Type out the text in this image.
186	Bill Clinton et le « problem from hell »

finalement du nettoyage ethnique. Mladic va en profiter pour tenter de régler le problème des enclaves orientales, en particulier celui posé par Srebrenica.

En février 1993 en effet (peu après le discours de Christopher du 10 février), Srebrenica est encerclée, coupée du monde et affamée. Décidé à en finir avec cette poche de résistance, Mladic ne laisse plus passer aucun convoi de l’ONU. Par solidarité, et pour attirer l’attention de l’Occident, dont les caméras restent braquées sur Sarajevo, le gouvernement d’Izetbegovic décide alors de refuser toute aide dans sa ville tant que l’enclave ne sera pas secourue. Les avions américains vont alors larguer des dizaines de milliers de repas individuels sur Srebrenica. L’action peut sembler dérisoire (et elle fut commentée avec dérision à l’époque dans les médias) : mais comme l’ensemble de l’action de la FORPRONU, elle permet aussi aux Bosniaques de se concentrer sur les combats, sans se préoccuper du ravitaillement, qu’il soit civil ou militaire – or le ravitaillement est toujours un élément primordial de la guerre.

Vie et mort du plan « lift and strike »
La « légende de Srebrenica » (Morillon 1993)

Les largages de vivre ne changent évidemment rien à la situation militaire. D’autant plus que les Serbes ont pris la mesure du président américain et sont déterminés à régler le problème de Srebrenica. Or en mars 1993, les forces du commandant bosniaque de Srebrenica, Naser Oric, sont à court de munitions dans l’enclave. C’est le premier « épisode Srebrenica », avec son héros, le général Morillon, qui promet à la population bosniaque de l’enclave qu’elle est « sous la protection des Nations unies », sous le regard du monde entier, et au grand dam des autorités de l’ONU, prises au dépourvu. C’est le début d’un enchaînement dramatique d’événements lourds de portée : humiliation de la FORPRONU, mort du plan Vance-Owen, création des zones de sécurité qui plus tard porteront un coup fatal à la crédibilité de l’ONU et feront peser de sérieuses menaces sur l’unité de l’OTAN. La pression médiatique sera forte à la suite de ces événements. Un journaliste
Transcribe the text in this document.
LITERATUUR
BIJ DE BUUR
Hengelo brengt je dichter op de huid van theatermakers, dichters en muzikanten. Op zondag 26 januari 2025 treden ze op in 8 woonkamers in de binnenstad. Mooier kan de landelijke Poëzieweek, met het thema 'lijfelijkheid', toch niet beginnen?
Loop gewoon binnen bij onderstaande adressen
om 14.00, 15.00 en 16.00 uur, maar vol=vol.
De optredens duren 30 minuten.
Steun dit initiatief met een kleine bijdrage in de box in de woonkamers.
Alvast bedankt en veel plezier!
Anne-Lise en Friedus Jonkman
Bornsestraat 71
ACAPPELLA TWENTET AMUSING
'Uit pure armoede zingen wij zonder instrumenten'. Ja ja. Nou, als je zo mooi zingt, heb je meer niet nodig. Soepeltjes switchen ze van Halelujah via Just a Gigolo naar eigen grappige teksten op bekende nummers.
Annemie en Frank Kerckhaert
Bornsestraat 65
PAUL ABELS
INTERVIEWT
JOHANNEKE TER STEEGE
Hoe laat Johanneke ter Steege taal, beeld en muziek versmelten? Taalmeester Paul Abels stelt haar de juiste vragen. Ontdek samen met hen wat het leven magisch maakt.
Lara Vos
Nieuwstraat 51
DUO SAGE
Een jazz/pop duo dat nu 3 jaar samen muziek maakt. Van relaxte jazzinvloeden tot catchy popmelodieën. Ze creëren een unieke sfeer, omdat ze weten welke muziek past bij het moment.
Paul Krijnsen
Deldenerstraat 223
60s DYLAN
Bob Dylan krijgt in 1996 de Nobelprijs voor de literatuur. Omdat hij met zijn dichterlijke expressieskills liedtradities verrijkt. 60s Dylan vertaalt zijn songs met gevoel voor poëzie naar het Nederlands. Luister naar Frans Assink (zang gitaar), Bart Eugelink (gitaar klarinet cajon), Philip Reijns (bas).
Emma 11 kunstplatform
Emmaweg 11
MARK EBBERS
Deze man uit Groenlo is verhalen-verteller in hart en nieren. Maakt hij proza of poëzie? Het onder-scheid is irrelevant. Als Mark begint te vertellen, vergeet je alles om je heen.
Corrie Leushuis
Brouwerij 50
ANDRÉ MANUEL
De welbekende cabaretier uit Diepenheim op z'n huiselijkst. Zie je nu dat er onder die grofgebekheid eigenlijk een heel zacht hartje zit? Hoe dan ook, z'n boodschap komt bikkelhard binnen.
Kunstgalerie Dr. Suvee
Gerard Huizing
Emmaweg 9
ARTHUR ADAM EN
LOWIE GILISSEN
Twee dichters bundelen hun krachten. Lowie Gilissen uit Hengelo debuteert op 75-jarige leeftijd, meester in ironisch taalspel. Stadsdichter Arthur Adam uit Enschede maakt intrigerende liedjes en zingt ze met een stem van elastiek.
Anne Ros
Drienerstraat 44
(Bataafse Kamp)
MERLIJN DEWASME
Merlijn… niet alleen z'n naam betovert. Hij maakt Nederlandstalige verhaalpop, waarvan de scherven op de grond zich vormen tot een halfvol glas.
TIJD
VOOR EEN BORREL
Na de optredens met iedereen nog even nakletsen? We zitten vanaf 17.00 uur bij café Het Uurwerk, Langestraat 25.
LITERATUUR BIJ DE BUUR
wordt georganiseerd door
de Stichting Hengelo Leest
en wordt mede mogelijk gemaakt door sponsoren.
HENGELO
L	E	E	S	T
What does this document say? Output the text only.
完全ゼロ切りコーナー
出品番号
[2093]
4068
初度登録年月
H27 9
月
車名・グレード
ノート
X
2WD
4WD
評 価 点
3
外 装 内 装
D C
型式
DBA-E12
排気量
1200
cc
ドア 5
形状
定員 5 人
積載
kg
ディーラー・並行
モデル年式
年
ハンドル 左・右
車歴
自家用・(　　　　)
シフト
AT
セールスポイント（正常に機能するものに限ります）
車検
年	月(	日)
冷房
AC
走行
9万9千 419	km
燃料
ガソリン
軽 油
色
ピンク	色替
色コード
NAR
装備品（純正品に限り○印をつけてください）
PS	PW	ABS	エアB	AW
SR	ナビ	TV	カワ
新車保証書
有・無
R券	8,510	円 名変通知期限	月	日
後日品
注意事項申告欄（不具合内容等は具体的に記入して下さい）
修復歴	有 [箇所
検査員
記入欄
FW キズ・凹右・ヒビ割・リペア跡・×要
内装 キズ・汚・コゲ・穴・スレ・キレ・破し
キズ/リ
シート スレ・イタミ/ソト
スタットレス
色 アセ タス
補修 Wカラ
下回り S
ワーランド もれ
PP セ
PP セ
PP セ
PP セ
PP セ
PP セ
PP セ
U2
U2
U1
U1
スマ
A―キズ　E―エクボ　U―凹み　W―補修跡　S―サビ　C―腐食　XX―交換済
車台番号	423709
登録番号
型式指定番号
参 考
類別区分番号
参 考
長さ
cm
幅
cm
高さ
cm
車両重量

Exercise details
Restate the data above word for word.

Solved problem
Type out the text in this image.
186	Bill Clinton et le « problem from hell »

finalement du nettoyage ethnique. Mladic va en profiter pour tenter de régler le problème des enclaves orientales, en particulier celui posé par Srebrenica.

En février 1993 en effet (peu après le discours de Christopher du 10 février), Srebrenica est encerclée, coupée du monde et affamée. Décidé à en finir avec cette poche de résistance, Mladic ne laisse plus passer aucun convoi de l’ONU. Par solidarité, et pour attirer l’attention de l’Occident, dont les caméras restent braquées sur Sarajevo, le gouvernement d’Izetbegovic décide alors de refuser toute aide dans sa ville tant que l’enclave ne sera pas secourue. Les avions américains vont alors larguer des dizaines de milliers de repas individuels sur Srebrenica. L’action peut sembler dérisoire (et elle fut commentée avec dérision à l’époque dans les médias) : mais comme l’ensemble de l’action de la FORPRONU, elle permet aussi aux Bosniaques de se concentrer sur les combats, sans se préoccuper du ravitaillement, qu’il soit civil ou militaire – or le ravitaillement est toujours un élément primordial de la guerre.

Vie et mort du plan « lift and strike »
La « légende de Srebrenica » (Morillon 1993)

Les largages de vivre ne changent évidemment rien à la situation militaire. D’autant plus que les Serbes ont pris la mesure du président américain et sont déterminés à régler le problème de Srebrenica. Or en mars 1993, les forces du commandant bosniaque de Srebrenica, Naser Oric, sont à court de munitions dans l’enclave. C’est le premier « épisode Srebrenica », avec son héros, le général Morillon, qui promet à la population bosniaque de l’enclave qu’elle est « sous la protection des Nations unies », sous le regard du monde entier, et au grand dam des autorités de l’ONU, prises au dépourvu. C’est le début d’un enchaînement dramatique d’événements lourds de portée : humiliation de la FORPRONU, mort du plan Vance-Owen, création des zones de sécurité qui plus tard porteront un coup fatal à la crédibilité de l’ONU et feront peser de sérieuses menaces sur l’unité de l’OTAN. La pression médiatique sera forte à la suite de ces événements. Un journaliste
Transcribe the text in this document.
LITERATUUR
BIJ DE BUUR
Hengelo brengt je dichter op de huid van theatermakers, dichters en muzikanten. Op zondag 26 januari 2025 treden ze op in 8 woonkamers in de binnenstad. Mooier kan de landelijke Poëzieweek, met het thema 'lijfelijkheid', toch niet beginnen?
Loop gewoon binnen bij onderstaande adressen
om 14.00, 15.00 en 16.00 uur, maar vol=vol.
De optredens duren 30 minuten.
Steun dit initiatief met een kleine bijdrage in de box in de woonkamers.
Alvast bedankt en veel plezier!
Anne-Lise en Friedus Jonkman
Bornsestraat 71
ACAPPELLA TWENTET AMUSING
'Uit pure armoede zingen wij zonder instrumenten'. Ja ja. Nou, als je zo mooi zingt, heb je meer niet nodig. Soepeltjes switchen ze van Halelujah via Just a Gigolo naar eigen grappige teksten op bekende nummers.
Annemie en Frank Kerckhaert
Bornsestraat 65
PAUL ABELS
INTERVIEWT
JOHANNEKE TER STEEGE
Hoe laat Johanneke ter Steege taal, beeld en muziek versmelten? Taalmeester Paul Abels stelt haar de juiste vragen. Ontdek samen met hen wat het leven magisch maakt.
Lara Vos
Nieuwstraat 51
DUO SAGE
Een jazz/pop duo dat nu 3 jaar samen muziek maakt. Van relaxte jazzinvloeden tot catchy popmelodieën. Ze creëren een unieke sfeer, omdat ze weten welke muziek past bij het moment.
Paul Krijnsen
Deldenerstraat 223
60s DYLAN
Bob Dylan krijgt in 1996 de Nobelprijs voor de literatuur. Omdat hij met zijn dichterlijke expressieskills liedtradities verrijkt. 60s Dylan vertaalt zijn songs met gevoel voor poëzie naar het Nederlands. Luister naar Frans Assink (zang gitaar), Bart Eugelink (gitaar klarinet cajon), Philip Reijns (bas).
Emma 11 kunstplatform
Emmaweg 11
MARK EBBERS
Deze man uit Groenlo is verhalen-verteller in hart en nieren. Maakt hij proza of poëzie? Het onder-scheid is irrelevant. Als Mark begint te vertellen, vergeet je alles om je heen.
Corrie Leushuis
Brouwerij 50
ANDRÉ MANUEL
De welbekende cabaretier uit Diepenheim op z'n huiselijkst. Zie je nu dat er onder die grofgebekheid eigenlijk een heel zacht hartje zit? Hoe dan ook, z'n boodschap komt bikkelhard binnen.
Kunstgalerie Dr. Suvee
Gerard Huizing
Emmaweg 9
ARTHUR ADAM EN
LOWIE GILISSEN
Twee dichters bundelen hun krachten. Lowie Gilissen uit Hengelo debuteert op 75-jarige leeftijd, meester in ironisch taalspel. Stadsdichter Arthur Adam uit Enschede maakt intrigerende liedjes en zingt ze met een stem van elastiek.
Anne Ros
Drienerstraat 44
(Bataafse Kamp)
MERLIJN DEWASME
Merlijn… niet alleen z'n naam betovert. Hij maakt Nederlandstalige verhaalpop, waarvan de scherven op de grond zich vormen tot een halfvol glas.
TIJD
VOOR EEN BORREL
Na de optredens met iedereen nog even nakletsen? We zitten vanaf 17.00 uur bij café Het Uurwerk, Langestraat 25.
LITERATUUR BIJ DE BUUR
wordt georganiseerd door
de Stichting Hengelo Leest
en wordt mede mogelijk gemaakt door sponsoren.
HENGELO
L	E	E	S	T
What does this document say? Output the text only.
完全ゼロ切りコーナー
出品番号
[2093]
4068
初度登録年月
H27 9
月
車名・グレード
ノート
X
2WD
4WD
評 価 点
3
外 装 内 装
D C
型式
DBA-E12
排気量
1200
cc
ドア 5
形状
定員 5 人
積載
kg
ディーラー・並行
モデル年式
年
ハンドル 左・右
車歴
自家用・(　　　　)
シフト
AT
セールスポイント（正常に機能するものに限ります）
車検
年	月(	日)
冷房
AC
走行
9万9千 419	km
燃料
ガソリン
軽 油
色
ピンク	色替
色コード
NAR
装備品（純正品に限り○印をつけてください）
PS	PW	ABS	エアB	AW
SR	ナビ	TV	カワ
新車保証書
有・無
R券	8,510	円 名変通知期限	月	日
後日品
注意事項申告欄（不具合内容等は具体的に記入して下さい）
修復歴	有 [箇所
検査員
記入欄
FW キズ・凹右・ヒビ割・リペア跡・×要
内装 キズ・汚・コゲ・穴・スレ・キレ・破し
キズ/リ
シート スレ・イタミ/ソト
スタットレス
色 アセ タス
補修 Wカラ
下回り S
ワーランド もれ
PP セ
PP セ
PP セ
PP セ
PP セ
PP セ
PP セ
U2
U2
U1
U1
スマ
A―キズ　E―エクボ　U―凹み　W―補修跡　S―サビ　C―腐食　XX―交換済
車台番号	423709
登録番号
型式指定番号
参 考
類別区分番号
参 考
長さ
cm
幅
cm
高さ
cm
車両重量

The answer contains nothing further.